[Records from a data collection]
════════════════════

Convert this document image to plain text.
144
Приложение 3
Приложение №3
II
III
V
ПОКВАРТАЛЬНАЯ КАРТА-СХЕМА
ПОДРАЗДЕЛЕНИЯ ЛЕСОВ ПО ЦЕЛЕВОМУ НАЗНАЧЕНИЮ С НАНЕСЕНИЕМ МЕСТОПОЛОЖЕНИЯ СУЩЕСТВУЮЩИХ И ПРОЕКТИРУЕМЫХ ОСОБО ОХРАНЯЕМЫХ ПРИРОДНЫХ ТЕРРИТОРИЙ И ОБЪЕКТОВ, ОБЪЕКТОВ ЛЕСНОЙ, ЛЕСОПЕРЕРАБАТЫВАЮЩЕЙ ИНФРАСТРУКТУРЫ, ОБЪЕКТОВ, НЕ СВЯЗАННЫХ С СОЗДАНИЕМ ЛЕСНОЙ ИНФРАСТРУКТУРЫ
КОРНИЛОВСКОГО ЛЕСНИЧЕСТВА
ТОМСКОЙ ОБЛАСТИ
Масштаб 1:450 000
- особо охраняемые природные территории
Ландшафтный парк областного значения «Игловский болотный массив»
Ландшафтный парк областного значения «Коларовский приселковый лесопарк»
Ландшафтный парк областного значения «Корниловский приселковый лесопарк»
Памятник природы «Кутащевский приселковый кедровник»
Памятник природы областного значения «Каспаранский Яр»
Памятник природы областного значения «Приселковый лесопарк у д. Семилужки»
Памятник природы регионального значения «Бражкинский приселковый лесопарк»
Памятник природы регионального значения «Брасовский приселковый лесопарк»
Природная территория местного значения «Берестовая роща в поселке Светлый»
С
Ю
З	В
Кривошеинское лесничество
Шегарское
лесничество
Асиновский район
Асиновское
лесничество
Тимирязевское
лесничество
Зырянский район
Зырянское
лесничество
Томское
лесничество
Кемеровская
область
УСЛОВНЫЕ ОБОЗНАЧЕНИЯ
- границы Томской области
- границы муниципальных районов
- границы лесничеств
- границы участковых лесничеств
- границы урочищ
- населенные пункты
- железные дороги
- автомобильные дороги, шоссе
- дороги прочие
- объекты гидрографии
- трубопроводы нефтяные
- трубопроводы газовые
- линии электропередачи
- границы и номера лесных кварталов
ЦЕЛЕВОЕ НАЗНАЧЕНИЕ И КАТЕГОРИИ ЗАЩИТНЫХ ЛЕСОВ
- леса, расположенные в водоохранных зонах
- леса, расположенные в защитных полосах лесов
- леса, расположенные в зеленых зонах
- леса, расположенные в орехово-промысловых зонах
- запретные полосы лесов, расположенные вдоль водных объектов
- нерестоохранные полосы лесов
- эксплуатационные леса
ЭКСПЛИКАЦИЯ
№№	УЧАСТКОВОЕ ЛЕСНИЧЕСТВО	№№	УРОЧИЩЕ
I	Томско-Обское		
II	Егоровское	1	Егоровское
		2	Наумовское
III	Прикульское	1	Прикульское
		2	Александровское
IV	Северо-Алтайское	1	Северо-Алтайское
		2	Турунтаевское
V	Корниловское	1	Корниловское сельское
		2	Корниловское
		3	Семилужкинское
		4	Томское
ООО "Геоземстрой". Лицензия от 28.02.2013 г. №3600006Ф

════════════════════

• [Task prompt]: Count how many lines of the material hold the string "дороги". Give the number and nothing more.

• [Solution for this task]: 3